> _Request_: Return a copy of each line that holds the string "MMŚP".

[Stored items from a collection]
- - - - - - -
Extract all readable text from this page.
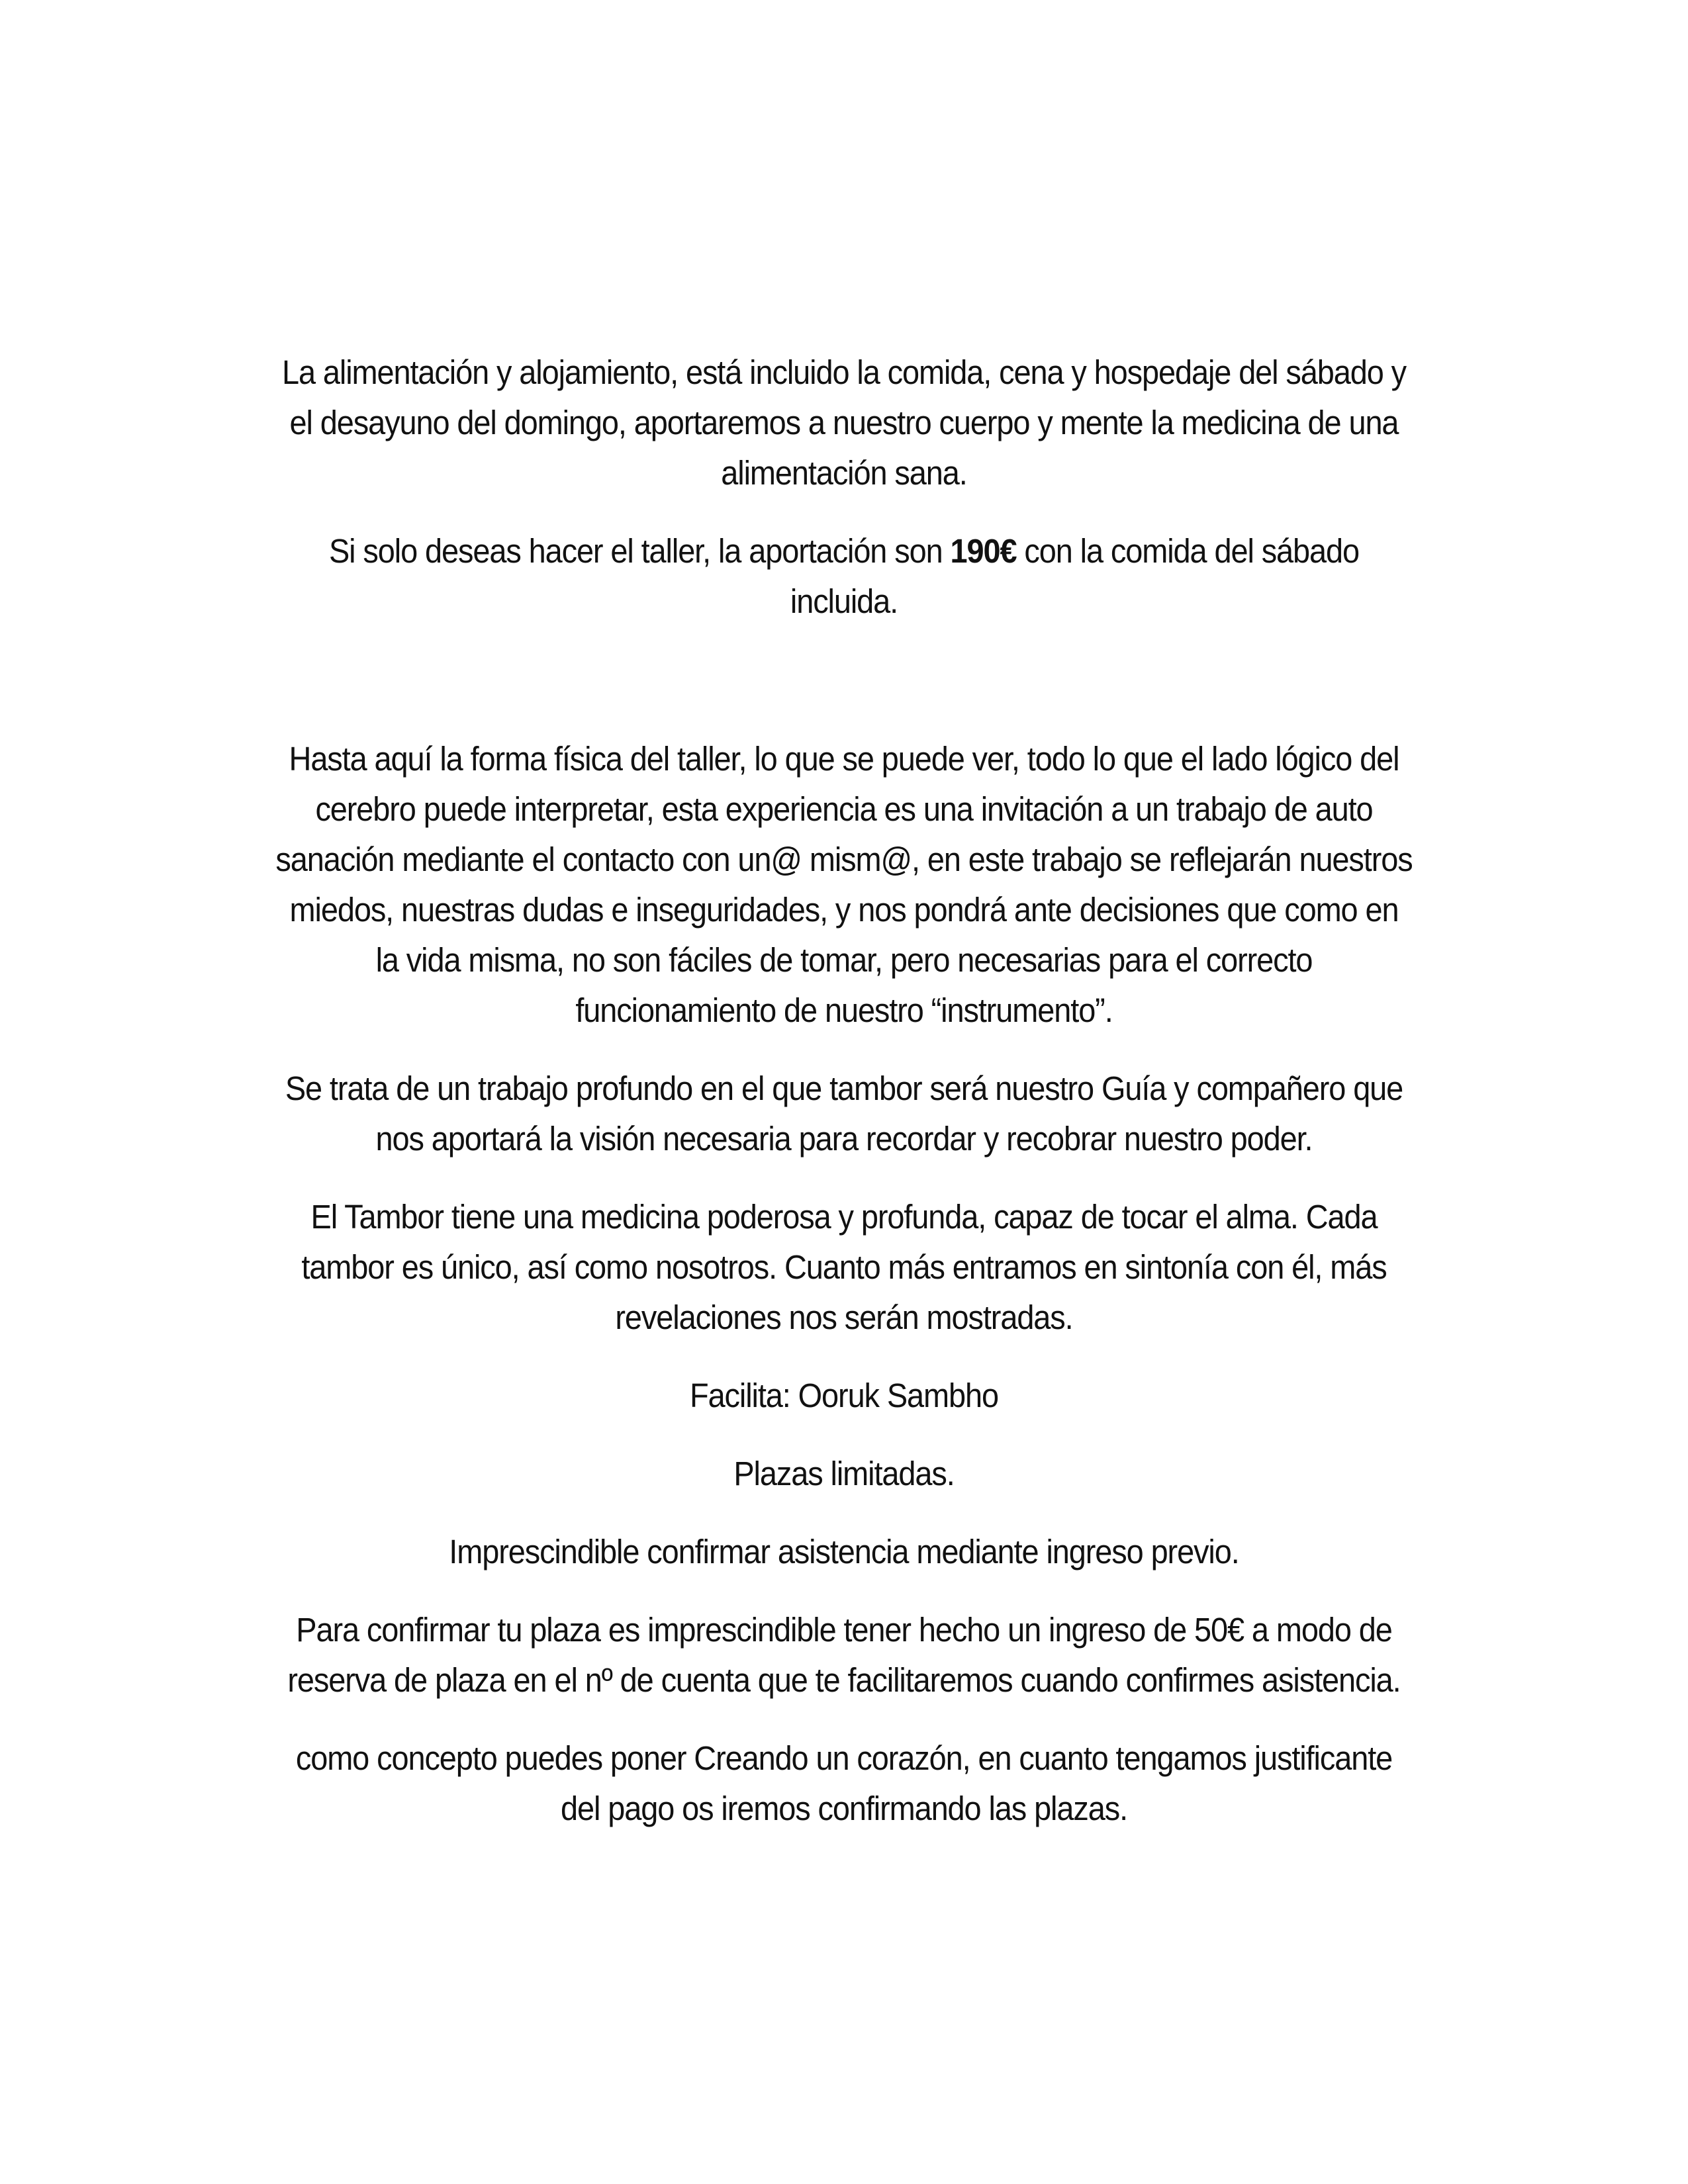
La alimentación y alojamiento, está incluido la comida, cena y hospedaje del sábado y el desayuno del domingo, aportaremos a nuestro cuerpo y mente la medicina de una alimentación sana.

Si solo deseas hacer el taller, la aportación son 190€ con la comida del sábado incluida.

Hasta aquí la forma física del taller, lo que se puede ver, todo lo que el lado lógico del cerebro puede interpretar, esta experiencia es una invitación a un trabajo de auto sanación mediante el contacto con un@ mism@, en este trabajo se reflejarán nuestros miedos, nuestras dudas e inseguridades, y nos pondrá ante decisiones que como en la vida misma, no son fáciles de tomar, pero necesarias para el correcto funcionamiento de nuestro “instrumento”.

Se trata de un trabajo profundo en el que tambor será nuestro Guía y compañero que nos aportará la visión necesaria para recordar y recobrar nuestro poder.

El Tambor tiene una medicina poderosa y profunda, capaz de tocar el alma. Cada tambor es único, así como nosotros. Cuanto más entramos en sintonía con él, más revelaciones nos serán mostradas.

Facilita: Ooruk Sambho

Plazas limitadas.

Imprescindible confirmar asistencia mediante ingreso previo.

Para confirmar tu plaza es imprescindible tener hecho un ingreso de 50€ a modo de reserva de plaza en el nº de cuenta que te facilitaremos cuando confirmes asistencia.

como concepto puedes poner Creando un corazón, en cuanto tengamos justificante del pago os iremos confirmando las plazas.
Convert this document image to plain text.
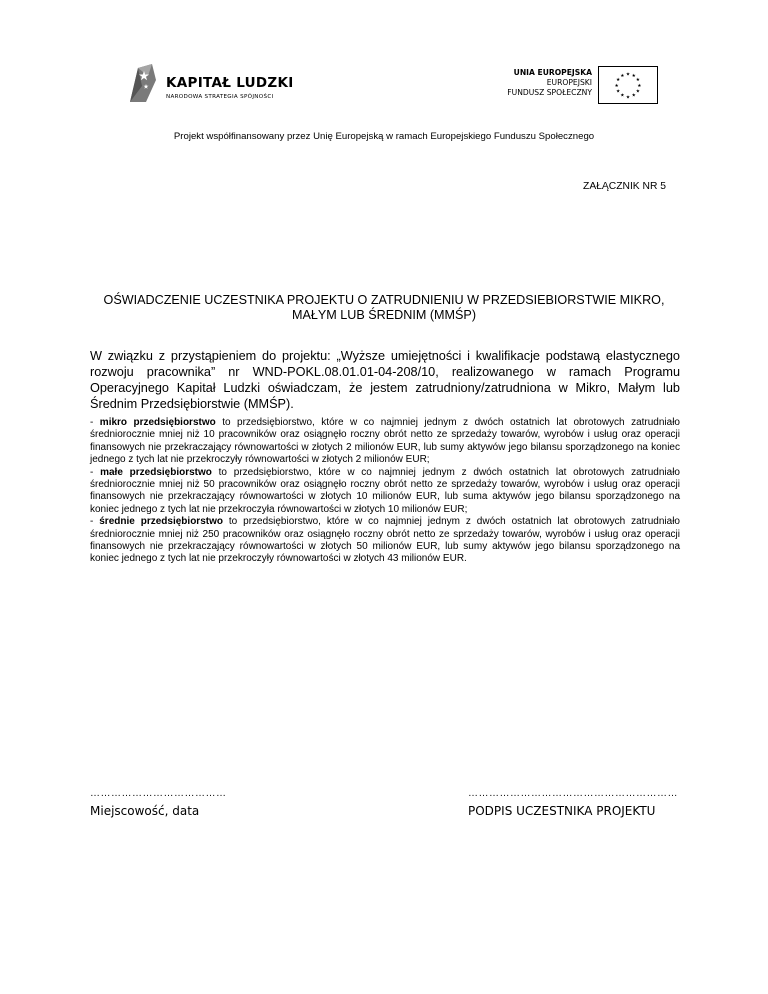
KAPITAŁ LUDZKI
NARODOWA STRATEGIA SPÓJNOŚCI
UNIA EUROPEJSKA
EUROPEJSKI
FUNDUSZ SPOŁECZNY
★ ★
★
★
★
★
★
★
★
★
★
★
Projekt współfinansowany przez Unię Europejską w ramach Europejskiego Funduszu Społecznego
ZAŁĄCZNIK NR 5
OŚWIADCZENIE UCZESTNIKA PROJEKTU O ZATRUDNIENIU W PRZEDSIEBIORSTWIE MIKRO,
MAŁYM LUB ŚREDNIM (MMŚP)
W związku z przystąpieniem do projektu: „Wyższe umiejętności i kwalifikacje podstawą elastycznego rozwoju pracownika” nr WND-POKL.08.01.01-04-208/10, realizowanego w ramach Programu Operacyjnego Kapitał Ludzki oświadczam, że jestem zatrudniony/zatrudniona w Mikro, Małym lub Średnim Przedsiębiorstwie (MMŚP).

- mikro przedsiębiorstwo to przedsiębiorstwo, które w co najmniej jednym z dwóch ostatnich lat obrotowych zatrudniało średniorocznie mniej niż 10 pracowników oraz osiągnęło roczny obrót netto ze sprzedaży towarów, wyrobów i usług oraz operacji finansowych nie przekraczający równowartości w złotych 2 milionów EUR, lub sumy aktywów jego bilansu sporządzonego na koniec jednego z tych lat nie przekroczyły równowartości w złotych 2 milionów EUR;

- małe przedsiębiorstwo to przedsiębiorstwo, które w co najmniej jednym z dwóch ostatnich lat obrotowych zatrudniało średniorocznie mniej niż 50 pracowników oraz osiągnęło roczny obrót netto ze sprzedaży towarów, wyrobów i usług oraz operacji finansowych nie przekraczający równowartości w złotych 10 milionów EUR, lub suma aktywów jego bilansu sporządzonego na koniec jednego z tych lat nie przekroczyła równowartości w złotych 10 milionów EUR;

- średnie przedsiębiorstwo to przedsiębiorstwo, które w co najmniej jednym z dwóch ostatnich lat obrotowych zatrudniało średniorocznie mniej niż 250 pracowników oraz osiągnęło roczny obrót netto ze sprzedaży towarów, wyrobów i usług oraz operacji finansowych nie przekraczający równowartości w złotych 50 milionów EUR, lub sumy aktywów jego bilansu sporządzonego na koniec jednego z tych lat nie przekroczyły równowartości w złotych 43 milionów EUR.

…………………………………
Miejscowość, data
……………………………………………………
PODPIS UCZESTNIKA PROJEKTU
- - - - - - -
> _The output_:
MAŁYM LUB ŚREDNIM (MMŚP)
W związku z przystąpieniem do projektu: „Wyższe umiejętności i kwalifikacje podstawą elastycznego rozwoju pracownika” nr WND-POKL.08.01.01-04-208/10, realizowanego w ramach Programu Operacyjnego Kapitał Ludzki oświadczam, że jestem zatrudniony/zatrudniona w Mikro, Małym lub Średnim Przedsiębiorstwie (MMŚP).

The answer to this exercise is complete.